The problem ->
Quote every entry word for word.

========================================

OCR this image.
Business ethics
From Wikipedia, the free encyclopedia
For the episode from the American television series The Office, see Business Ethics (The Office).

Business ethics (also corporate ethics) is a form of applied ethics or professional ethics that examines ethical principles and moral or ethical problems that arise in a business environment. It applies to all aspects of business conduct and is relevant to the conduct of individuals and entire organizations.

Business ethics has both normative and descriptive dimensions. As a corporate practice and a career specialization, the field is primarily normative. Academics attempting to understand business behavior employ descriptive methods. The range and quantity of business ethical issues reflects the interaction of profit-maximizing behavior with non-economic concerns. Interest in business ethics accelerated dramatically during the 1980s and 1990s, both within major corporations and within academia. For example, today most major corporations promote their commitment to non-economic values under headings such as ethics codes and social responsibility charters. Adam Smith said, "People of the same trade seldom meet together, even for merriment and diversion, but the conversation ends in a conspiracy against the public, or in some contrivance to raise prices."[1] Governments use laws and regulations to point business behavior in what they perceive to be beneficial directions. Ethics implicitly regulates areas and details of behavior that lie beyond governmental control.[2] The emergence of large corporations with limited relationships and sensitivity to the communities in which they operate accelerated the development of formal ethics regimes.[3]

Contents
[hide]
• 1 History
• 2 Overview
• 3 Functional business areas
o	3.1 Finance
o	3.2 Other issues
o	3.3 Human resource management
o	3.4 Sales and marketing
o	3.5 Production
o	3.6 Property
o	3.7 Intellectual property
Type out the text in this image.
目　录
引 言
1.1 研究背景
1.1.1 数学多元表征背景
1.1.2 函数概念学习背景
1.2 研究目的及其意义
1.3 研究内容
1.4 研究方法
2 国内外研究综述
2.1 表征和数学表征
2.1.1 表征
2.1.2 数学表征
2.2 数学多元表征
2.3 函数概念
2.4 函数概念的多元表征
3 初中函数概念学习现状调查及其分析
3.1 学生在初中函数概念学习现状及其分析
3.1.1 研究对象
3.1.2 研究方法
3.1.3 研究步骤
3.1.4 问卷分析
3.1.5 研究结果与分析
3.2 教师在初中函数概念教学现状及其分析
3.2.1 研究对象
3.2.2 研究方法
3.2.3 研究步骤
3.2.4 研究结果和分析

========================================

Exercise result ->
OCR this image.
Business ethics
From Wikipedia, the free encyclopedia
For the episode from the American television series The Office, see Business Ethics (The Office).

Business ethics (also corporate ethics) is a form of applied ethics or professional ethics that examines ethical principles and moral or ethical problems that arise in a business environment. It applies to all aspects of business conduct and is relevant to the conduct of individuals and entire organizations.

Business ethics has both normative and descriptive dimensions. As a corporate practice and a career specialization, the field is primarily normative. Academics attempting to understand business behavior employ descriptive methods. The range and quantity of business ethical issues reflects the interaction of profit-maximizing behavior with non-economic concerns. Interest in business ethics accelerated dramatically during the 1980s and 1990s, both within major corporations and within academia. For example, today most major corporations promote their commitment to non-economic values under headings such as ethics codes and social responsibility charters. Adam Smith said, "People of the same trade seldom meet together, even for merriment and diversion, but the conversation ends in a conspiracy against the public, or in some contrivance to raise prices."[1] Governments use laws and regulations to point business behavior in what they perceive to be beneficial directions. Ethics implicitly regulates areas and details of behavior that lie beyond governmental control.[2] The emergence of large corporations with limited relationships and sensitivity to the communities in which they operate accelerated the development of formal ethics regimes.[3]

Contents
[hide]
• 1 History
• 2 Overview
• 3 Functional business areas
o	3.1 Finance
o	3.2 Other issues
o	3.3 Human resource management
o	3.4 Sales and marketing
o	3.5 Production
o	3.6 Property
o	3.7 Intellectual property
Type out the text in this image.
目　录
引 言
1.1 研究背景
1.1.1 数学多元表征背景
1.1.2 函数概念学习背景
1.2 研究目的及其意义
1.3 研究内容
1.4 研究方法
2 国内外研究综述
2.1 表征和数学表征
2.1.1 表征
2.1.2 数学表征
2.2 数学多元表征
2.3 函数概念
2.4 函数概念的多元表征
3 初中函数概念学习现状调查及其分析
3.1 学生在初中函数概念学习现状及其分析
3.1.1 研究对象
3.1.2 研究方法
3.1.3 研究步骤
3.1.4 问卷分析
3.1.5 研究结果与分析
3.2 教师在初中函数概念教学现状及其分析
3.2.1 研究对象
3.2.2 研究方法
3.2.3 研究步骤
3.2.4 研究结果和分析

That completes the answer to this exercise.